◆ DIRECTION ◆
Find every line in the records below that holds the word "adelantar" and copy it.

◆ INPUT RECORDS ◆
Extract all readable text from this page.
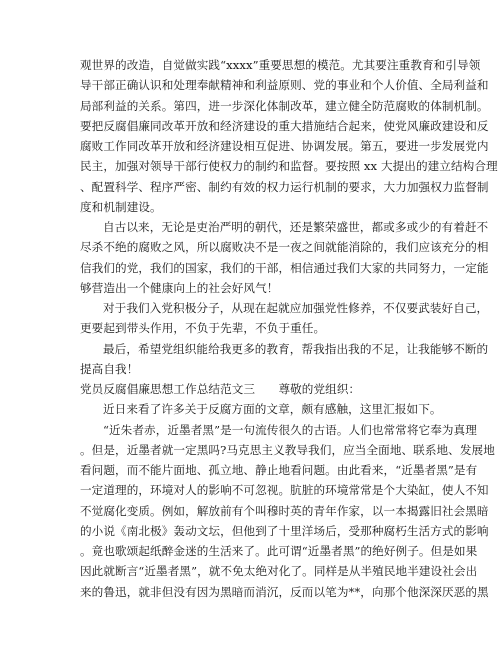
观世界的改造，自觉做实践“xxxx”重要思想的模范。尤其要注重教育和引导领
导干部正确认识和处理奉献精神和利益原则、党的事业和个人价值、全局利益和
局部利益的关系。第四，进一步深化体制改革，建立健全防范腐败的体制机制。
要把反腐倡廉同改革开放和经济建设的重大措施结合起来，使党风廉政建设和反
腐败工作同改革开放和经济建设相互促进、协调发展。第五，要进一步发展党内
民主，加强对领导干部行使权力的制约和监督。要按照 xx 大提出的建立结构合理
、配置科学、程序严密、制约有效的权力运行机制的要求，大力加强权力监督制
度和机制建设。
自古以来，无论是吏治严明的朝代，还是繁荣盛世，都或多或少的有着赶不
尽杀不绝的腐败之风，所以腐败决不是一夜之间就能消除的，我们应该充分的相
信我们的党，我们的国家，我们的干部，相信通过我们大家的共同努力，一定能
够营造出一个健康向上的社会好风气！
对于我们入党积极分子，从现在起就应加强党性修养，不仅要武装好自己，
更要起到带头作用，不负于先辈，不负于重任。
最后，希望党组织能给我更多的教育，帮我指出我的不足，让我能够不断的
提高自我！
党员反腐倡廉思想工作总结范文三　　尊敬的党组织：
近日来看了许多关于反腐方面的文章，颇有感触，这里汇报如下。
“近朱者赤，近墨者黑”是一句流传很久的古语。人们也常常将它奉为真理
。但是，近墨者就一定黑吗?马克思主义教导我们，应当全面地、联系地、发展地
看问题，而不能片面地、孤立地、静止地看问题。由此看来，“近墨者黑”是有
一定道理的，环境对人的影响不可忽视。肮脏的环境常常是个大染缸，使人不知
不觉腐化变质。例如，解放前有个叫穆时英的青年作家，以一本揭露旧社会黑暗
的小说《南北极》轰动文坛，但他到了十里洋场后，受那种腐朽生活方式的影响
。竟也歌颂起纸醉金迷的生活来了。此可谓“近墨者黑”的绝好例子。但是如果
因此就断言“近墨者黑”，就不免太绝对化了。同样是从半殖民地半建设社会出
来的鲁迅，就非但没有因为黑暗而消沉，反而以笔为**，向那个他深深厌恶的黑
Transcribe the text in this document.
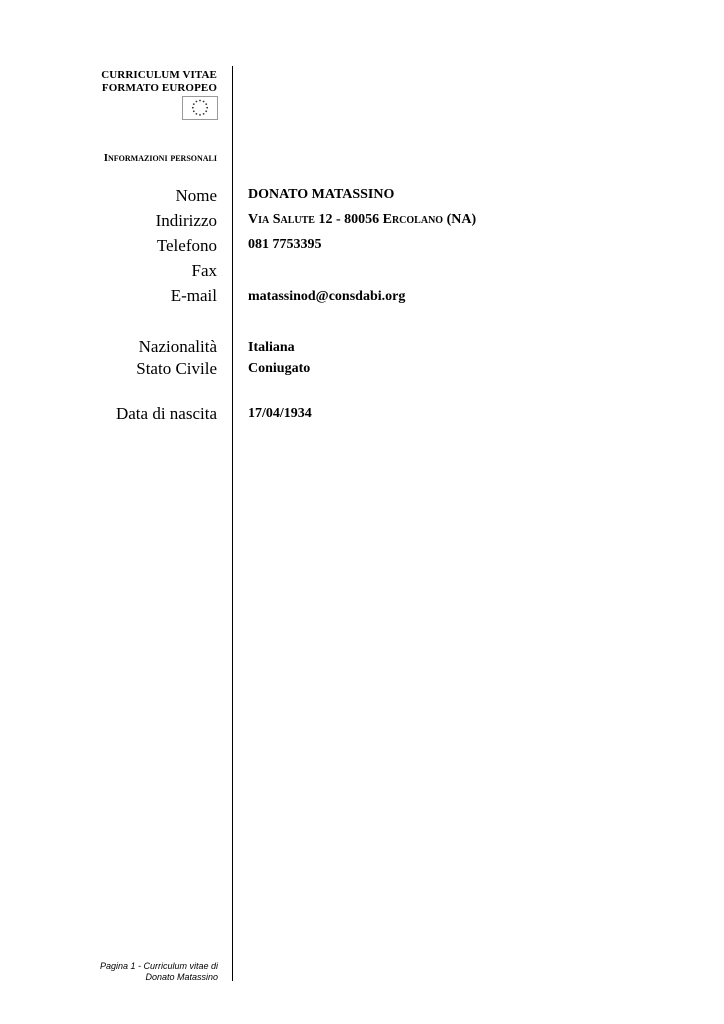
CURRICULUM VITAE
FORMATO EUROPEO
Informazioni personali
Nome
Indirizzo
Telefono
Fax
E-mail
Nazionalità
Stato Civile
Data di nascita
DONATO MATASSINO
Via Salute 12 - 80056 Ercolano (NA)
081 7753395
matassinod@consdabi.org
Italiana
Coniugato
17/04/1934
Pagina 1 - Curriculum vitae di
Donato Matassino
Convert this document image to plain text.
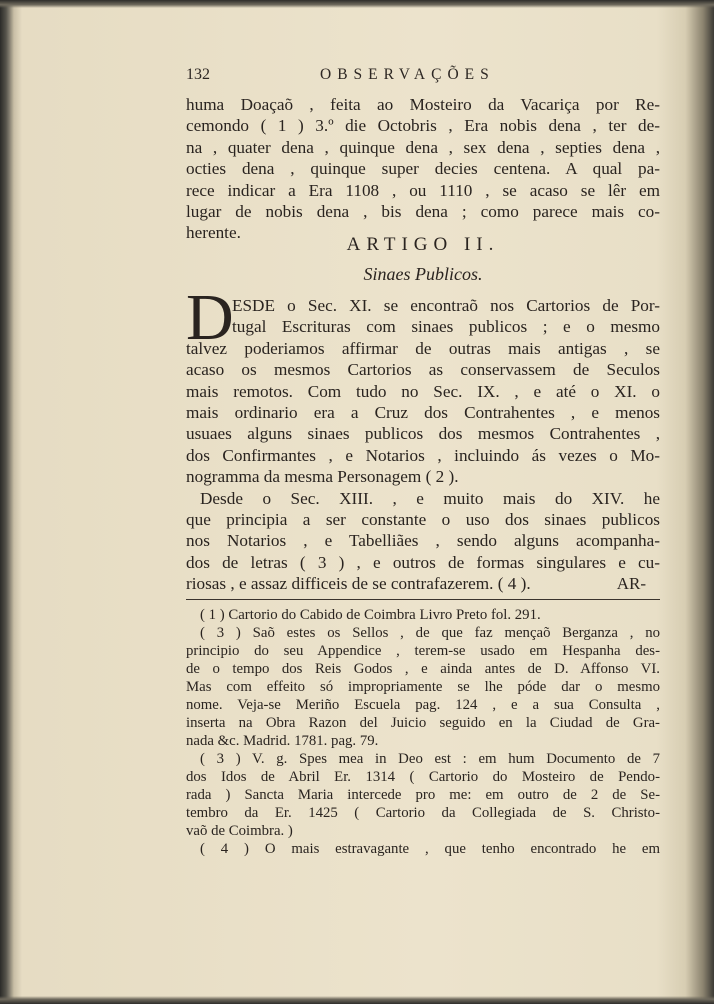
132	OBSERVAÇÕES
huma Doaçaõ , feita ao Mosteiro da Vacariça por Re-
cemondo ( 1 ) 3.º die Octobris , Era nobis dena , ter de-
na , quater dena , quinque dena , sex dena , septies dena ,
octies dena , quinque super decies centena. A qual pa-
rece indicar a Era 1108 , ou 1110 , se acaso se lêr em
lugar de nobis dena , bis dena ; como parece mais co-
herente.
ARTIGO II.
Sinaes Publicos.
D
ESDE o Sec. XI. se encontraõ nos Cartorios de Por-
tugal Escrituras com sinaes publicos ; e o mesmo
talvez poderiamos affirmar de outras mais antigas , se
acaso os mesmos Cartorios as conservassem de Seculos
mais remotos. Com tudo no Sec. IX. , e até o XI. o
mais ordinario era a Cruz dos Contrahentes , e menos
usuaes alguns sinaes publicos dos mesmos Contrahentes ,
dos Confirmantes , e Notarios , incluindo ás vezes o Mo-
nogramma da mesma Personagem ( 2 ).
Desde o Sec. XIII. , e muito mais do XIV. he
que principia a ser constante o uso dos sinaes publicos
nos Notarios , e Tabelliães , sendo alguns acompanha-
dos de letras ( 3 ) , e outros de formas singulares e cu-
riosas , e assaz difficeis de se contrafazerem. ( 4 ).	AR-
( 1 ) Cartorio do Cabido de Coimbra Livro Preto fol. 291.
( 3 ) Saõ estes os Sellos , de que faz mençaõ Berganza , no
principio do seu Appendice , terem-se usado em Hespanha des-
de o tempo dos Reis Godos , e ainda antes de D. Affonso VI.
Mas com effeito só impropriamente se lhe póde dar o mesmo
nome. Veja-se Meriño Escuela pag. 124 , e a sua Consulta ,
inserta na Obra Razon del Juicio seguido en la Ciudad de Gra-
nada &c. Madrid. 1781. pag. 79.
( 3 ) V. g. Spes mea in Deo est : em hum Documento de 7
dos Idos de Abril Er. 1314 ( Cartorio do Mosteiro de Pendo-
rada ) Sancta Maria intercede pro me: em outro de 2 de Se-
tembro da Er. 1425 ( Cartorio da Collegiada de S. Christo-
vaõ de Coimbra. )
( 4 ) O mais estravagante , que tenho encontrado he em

==

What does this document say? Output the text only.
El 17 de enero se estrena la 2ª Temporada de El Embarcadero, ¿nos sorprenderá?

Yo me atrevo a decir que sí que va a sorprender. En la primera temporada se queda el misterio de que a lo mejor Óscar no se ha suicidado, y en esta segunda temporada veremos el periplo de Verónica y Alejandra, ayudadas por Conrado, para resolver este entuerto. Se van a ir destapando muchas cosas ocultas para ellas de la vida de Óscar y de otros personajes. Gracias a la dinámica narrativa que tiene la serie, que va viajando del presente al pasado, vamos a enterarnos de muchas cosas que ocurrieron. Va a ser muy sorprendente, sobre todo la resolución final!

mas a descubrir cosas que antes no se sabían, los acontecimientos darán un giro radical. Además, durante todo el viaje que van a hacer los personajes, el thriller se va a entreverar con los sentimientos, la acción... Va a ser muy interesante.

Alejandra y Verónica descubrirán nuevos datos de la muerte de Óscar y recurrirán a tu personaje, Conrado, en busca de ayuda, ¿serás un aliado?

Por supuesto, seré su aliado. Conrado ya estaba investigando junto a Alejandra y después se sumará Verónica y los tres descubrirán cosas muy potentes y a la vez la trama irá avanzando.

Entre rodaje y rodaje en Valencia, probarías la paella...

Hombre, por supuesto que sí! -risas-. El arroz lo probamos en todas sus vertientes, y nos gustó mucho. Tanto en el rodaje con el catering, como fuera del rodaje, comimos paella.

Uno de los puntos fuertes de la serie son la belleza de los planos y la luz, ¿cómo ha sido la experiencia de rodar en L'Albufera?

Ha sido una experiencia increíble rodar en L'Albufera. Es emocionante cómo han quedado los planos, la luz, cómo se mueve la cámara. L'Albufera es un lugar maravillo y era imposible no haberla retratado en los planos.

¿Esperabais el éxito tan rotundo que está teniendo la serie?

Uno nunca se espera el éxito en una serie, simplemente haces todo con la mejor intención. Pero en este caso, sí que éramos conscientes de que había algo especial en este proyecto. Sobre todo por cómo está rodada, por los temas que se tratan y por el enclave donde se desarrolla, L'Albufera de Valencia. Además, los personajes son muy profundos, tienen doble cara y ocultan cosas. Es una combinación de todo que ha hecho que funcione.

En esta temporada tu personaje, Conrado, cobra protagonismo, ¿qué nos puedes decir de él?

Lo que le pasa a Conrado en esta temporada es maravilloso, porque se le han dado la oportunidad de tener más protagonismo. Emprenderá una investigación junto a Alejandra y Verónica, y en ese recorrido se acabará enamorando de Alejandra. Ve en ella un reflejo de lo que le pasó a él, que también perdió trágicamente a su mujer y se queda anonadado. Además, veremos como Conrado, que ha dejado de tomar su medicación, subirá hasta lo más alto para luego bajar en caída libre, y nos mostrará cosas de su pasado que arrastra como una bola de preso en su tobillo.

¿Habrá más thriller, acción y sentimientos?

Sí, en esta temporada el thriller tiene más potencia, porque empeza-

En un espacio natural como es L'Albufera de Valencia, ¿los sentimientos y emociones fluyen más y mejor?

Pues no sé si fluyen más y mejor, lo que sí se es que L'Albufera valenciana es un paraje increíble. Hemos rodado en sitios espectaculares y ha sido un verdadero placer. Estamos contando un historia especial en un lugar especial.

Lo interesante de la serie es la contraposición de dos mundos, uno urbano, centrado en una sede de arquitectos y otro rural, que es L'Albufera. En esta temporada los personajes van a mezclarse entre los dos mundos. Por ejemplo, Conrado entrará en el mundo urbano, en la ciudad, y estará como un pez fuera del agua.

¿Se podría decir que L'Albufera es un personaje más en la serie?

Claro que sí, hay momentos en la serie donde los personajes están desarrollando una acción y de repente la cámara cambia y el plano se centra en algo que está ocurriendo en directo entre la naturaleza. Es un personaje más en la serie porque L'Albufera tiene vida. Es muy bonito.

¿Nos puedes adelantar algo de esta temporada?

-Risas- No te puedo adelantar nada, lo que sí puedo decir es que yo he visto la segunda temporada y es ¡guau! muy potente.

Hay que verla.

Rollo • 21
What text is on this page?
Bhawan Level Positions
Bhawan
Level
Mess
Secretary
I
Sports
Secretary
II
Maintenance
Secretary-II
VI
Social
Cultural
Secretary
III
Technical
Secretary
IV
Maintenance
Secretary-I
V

---

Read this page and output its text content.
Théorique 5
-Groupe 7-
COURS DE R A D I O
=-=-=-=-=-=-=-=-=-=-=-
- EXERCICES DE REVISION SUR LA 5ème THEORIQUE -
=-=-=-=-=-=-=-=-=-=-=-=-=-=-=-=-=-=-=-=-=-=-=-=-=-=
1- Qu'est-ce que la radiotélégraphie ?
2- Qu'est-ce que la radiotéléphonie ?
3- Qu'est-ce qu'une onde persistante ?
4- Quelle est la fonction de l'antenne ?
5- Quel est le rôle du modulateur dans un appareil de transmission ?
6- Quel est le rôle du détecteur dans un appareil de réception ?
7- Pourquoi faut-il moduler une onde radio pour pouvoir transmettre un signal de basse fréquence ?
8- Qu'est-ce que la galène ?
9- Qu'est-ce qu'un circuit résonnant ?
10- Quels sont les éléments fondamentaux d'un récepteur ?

◆ WRITTEN ANSWER ◆
¿Nos puedes adelantar algo de esta temporada?
-Risas- No te puedo adelantar nada, lo que sí puedo decir es que yo he visto la segunda temporada y es ¡guau! muy potente.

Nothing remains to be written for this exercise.